# START OF Records

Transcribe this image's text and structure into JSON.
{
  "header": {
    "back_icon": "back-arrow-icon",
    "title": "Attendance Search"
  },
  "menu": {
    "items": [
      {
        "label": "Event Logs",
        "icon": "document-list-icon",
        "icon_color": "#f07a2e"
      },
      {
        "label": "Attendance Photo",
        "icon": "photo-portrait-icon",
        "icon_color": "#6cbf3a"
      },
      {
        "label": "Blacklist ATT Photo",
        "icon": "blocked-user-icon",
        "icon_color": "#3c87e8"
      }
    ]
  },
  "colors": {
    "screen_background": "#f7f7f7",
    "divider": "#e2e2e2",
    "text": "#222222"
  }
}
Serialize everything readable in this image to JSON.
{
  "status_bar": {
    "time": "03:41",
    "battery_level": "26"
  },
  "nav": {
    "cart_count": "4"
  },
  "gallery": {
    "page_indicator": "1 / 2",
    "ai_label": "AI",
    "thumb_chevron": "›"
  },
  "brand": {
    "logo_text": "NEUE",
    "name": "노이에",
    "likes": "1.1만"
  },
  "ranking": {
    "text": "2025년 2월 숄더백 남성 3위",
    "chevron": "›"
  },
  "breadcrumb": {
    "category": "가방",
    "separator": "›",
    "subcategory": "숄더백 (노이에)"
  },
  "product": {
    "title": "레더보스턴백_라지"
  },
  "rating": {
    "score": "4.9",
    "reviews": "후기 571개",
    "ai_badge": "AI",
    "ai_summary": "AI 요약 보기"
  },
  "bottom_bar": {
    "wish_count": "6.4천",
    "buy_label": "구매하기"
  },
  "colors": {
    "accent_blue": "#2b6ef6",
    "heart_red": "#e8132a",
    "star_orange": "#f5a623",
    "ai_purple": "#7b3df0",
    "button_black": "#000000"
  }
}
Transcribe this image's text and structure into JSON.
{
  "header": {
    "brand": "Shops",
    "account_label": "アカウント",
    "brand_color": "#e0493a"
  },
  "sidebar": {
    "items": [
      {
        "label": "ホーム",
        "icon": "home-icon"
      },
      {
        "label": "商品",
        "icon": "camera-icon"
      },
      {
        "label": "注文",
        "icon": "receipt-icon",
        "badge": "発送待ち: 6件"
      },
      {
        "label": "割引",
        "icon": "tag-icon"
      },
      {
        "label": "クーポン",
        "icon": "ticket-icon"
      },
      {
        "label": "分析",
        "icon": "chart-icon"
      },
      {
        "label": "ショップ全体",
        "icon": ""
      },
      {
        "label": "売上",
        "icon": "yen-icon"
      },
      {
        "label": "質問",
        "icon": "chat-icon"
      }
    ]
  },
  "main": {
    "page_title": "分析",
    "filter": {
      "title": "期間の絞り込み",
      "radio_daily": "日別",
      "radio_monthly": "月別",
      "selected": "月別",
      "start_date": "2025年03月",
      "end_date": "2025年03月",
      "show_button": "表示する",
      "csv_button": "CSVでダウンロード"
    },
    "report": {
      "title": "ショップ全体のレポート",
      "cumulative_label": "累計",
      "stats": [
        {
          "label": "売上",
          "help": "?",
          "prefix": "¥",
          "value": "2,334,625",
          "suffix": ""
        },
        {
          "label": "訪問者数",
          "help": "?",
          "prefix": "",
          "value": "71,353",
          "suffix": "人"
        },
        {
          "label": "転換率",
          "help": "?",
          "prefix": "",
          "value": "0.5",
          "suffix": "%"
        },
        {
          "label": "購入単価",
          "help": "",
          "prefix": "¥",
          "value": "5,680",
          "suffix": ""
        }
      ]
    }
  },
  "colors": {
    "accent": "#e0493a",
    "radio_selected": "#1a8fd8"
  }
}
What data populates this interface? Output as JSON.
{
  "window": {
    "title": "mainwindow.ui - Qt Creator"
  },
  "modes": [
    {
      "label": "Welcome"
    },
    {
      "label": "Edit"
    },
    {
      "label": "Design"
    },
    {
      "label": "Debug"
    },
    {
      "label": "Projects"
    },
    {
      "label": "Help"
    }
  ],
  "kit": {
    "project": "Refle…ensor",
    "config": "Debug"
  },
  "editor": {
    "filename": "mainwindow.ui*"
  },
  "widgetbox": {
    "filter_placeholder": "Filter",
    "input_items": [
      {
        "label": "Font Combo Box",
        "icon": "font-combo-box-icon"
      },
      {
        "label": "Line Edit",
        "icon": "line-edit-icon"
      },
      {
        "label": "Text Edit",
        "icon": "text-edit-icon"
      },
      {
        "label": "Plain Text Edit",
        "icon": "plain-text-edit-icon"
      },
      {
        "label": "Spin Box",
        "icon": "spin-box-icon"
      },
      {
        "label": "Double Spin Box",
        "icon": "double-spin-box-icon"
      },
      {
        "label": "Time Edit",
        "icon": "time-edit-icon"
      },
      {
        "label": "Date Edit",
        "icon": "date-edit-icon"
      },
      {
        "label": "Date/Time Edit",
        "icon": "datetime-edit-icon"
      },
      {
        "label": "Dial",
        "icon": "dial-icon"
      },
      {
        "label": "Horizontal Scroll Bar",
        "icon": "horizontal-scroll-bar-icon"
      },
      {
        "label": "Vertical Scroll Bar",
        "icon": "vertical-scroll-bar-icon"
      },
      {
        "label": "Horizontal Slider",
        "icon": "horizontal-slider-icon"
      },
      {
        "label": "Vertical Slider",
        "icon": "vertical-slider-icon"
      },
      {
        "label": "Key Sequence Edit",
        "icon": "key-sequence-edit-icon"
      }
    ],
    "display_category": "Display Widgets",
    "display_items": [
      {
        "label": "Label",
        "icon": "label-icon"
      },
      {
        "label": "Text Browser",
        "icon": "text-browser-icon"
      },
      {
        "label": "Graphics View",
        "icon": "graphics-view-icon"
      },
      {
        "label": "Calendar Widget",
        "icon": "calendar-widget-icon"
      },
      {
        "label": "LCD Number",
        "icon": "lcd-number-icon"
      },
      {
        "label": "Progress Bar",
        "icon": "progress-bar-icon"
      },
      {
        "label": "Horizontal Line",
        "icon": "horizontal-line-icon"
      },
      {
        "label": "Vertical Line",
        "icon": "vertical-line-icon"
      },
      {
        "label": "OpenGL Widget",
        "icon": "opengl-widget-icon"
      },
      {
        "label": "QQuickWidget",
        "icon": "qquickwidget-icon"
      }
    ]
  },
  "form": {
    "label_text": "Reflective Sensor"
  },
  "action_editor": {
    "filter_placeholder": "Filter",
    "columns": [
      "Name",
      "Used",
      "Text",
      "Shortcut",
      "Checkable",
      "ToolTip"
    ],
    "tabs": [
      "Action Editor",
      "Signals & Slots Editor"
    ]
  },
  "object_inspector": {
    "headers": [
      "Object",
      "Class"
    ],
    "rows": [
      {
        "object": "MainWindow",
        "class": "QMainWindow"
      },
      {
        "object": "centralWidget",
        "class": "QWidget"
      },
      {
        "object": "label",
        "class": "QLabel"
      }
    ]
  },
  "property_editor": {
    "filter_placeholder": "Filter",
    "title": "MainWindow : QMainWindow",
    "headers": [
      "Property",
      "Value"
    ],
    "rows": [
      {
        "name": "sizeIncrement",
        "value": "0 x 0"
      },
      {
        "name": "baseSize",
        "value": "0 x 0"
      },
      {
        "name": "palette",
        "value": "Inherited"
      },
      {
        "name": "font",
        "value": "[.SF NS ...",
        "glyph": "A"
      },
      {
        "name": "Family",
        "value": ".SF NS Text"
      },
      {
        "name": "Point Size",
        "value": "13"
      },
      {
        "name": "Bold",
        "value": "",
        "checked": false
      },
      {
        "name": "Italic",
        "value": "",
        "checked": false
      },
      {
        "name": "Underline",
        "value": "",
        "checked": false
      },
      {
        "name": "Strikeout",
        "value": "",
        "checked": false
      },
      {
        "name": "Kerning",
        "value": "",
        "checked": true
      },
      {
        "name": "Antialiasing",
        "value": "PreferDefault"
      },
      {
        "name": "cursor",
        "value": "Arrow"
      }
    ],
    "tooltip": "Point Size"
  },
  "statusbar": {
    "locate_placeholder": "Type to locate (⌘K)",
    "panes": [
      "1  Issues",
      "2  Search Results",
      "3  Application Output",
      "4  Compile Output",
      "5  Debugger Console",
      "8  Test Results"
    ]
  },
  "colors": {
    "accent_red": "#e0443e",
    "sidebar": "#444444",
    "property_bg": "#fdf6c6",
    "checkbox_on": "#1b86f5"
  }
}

# END OF Records

| Written exercise |
Answer with one number: how many lines of the entries above include the word "Output".

| Exercise answer |
3